→ Written request
Reproduce exactly the lines from the line containing "Transcribe this image's" through the end of the records below, including both ends, and nothing else.

→ Excerpted records
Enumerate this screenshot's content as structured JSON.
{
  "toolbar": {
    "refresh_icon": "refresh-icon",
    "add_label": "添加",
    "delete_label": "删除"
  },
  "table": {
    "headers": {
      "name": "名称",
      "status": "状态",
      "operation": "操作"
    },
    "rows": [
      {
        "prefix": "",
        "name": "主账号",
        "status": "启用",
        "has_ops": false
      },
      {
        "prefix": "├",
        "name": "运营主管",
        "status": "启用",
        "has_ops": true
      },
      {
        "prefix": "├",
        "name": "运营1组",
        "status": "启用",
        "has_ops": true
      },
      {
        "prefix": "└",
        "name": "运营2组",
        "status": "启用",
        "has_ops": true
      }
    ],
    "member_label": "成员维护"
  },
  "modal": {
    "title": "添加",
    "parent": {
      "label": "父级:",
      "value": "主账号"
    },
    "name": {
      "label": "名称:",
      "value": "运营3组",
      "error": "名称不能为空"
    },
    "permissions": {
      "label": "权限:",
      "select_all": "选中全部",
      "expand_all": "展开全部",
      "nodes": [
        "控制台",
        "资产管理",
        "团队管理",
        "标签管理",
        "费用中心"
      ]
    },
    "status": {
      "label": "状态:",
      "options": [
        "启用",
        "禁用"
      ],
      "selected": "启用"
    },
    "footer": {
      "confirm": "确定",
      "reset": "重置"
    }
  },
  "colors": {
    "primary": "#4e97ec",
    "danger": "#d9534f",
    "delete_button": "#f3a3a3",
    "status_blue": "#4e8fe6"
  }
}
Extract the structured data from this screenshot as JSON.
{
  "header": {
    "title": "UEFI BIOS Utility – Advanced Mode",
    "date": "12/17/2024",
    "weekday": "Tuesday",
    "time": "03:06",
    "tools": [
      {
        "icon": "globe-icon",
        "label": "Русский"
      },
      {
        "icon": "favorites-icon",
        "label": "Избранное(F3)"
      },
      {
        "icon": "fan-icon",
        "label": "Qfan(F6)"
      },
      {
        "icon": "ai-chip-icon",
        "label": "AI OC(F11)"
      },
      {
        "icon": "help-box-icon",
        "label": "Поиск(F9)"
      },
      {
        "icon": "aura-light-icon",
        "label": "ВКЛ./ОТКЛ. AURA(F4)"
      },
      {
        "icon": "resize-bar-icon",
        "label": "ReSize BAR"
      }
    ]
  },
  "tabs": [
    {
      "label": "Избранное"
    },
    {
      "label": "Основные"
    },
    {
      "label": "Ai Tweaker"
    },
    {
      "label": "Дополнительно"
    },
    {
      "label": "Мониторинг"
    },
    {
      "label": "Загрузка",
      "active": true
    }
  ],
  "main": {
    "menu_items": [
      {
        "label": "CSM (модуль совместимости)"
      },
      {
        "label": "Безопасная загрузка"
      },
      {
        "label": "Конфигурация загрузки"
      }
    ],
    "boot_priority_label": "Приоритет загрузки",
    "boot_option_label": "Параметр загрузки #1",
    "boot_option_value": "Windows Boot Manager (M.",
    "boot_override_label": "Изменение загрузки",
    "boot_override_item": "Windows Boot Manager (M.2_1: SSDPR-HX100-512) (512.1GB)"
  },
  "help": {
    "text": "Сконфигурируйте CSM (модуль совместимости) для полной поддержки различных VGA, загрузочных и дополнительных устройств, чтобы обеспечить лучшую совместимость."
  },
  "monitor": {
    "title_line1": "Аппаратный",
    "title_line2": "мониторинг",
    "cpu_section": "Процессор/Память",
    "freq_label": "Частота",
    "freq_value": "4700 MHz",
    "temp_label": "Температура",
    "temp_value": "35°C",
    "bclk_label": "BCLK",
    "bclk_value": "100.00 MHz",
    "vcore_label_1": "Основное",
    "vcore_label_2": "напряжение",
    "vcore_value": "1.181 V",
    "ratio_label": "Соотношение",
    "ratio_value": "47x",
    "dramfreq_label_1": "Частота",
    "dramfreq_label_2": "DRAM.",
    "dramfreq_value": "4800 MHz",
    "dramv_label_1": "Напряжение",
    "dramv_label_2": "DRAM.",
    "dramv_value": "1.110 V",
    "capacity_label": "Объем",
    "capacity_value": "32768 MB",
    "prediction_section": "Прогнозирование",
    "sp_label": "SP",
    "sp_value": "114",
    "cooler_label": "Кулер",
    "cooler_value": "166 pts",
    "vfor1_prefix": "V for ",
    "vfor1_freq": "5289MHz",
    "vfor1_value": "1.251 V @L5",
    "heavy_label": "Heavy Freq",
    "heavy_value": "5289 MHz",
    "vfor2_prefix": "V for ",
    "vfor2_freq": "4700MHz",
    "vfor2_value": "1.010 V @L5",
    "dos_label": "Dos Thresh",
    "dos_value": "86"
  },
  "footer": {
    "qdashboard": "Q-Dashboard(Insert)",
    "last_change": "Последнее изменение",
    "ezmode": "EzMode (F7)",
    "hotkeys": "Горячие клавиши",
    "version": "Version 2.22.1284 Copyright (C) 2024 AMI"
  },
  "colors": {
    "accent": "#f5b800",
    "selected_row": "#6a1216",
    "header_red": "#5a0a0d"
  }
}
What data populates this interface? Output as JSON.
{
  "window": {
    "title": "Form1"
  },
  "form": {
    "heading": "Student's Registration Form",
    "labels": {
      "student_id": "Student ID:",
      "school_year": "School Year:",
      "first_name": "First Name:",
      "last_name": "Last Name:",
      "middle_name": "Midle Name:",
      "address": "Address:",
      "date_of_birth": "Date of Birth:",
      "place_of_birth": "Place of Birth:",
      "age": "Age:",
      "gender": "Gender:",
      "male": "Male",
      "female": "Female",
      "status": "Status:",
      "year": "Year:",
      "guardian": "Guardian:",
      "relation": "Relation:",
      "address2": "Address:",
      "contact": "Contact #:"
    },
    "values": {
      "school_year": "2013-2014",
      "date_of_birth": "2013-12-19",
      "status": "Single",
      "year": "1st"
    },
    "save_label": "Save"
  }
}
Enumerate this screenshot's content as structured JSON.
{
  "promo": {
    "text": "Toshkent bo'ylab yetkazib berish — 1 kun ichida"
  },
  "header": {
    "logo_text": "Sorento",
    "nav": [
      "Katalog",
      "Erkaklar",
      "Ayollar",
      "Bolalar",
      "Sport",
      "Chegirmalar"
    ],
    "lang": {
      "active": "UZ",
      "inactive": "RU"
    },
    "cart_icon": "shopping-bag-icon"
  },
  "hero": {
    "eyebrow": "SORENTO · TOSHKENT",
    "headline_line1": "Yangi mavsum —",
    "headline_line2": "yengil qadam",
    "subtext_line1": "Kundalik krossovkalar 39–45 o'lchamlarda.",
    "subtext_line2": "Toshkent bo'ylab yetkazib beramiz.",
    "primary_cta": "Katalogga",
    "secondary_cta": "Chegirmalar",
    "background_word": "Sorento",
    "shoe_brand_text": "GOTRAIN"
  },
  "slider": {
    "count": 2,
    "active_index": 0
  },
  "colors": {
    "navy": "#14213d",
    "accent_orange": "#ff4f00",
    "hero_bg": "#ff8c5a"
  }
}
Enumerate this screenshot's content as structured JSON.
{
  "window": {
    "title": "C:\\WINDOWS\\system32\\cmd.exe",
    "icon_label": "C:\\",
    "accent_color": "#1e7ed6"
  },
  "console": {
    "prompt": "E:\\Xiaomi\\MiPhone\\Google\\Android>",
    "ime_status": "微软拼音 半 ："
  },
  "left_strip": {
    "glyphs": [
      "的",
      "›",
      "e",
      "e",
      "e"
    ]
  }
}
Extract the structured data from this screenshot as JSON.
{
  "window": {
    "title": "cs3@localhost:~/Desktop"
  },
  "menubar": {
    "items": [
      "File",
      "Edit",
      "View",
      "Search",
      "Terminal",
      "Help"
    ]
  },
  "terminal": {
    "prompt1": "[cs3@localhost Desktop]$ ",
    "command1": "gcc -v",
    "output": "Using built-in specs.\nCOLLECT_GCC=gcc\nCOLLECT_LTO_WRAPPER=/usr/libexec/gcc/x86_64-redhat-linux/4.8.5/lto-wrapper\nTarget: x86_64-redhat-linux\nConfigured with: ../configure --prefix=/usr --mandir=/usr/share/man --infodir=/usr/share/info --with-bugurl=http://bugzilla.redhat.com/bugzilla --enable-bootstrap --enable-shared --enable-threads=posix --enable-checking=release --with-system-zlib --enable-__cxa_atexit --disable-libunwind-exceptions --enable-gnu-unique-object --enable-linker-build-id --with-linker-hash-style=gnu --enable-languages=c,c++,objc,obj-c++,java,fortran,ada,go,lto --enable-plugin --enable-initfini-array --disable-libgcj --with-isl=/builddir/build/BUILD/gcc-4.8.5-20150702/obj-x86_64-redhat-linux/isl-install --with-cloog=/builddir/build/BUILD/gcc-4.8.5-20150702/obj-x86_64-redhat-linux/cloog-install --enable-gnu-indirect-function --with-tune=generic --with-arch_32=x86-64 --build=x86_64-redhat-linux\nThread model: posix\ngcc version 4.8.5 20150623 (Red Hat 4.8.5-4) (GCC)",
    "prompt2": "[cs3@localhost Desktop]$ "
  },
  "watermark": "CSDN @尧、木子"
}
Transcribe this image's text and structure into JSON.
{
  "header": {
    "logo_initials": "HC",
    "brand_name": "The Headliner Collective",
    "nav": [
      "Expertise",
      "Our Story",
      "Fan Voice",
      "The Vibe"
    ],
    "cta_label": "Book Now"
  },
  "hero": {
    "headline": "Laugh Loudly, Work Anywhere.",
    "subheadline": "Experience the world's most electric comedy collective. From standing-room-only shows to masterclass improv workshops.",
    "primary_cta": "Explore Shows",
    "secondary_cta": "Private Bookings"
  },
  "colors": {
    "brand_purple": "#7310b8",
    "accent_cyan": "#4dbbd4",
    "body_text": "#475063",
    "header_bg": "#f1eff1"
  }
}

→ Answer for this exercise
Transcribe this image's text and structure into JSON.
{
  "header": {
    "logo_initials": "HC",
    "brand_name": "The Headliner Collective",
    "nav": [
      "Expertise",
      "Our Story",
      "Fan Voice",
      "The Vibe"
    ],
    "cta_label": "Book Now"
  },
  "hero": {
    "headline": "Laugh Loudly, Work Anywhere.",
    "subheadline": "Experience the world's most electric comedy collective. From standing-room-only shows to masterclass improv workshops.",
    "primary_cta": "Explore Shows",
    "secondary_cta": "Private Bookings"
  },
  "colors": {
    "brand_purple": "#7310b8",
    "accent_cyan": "#4dbbd4",
    "body_text": "#475063",
    "header_bg": "#f1eff1"
  }
}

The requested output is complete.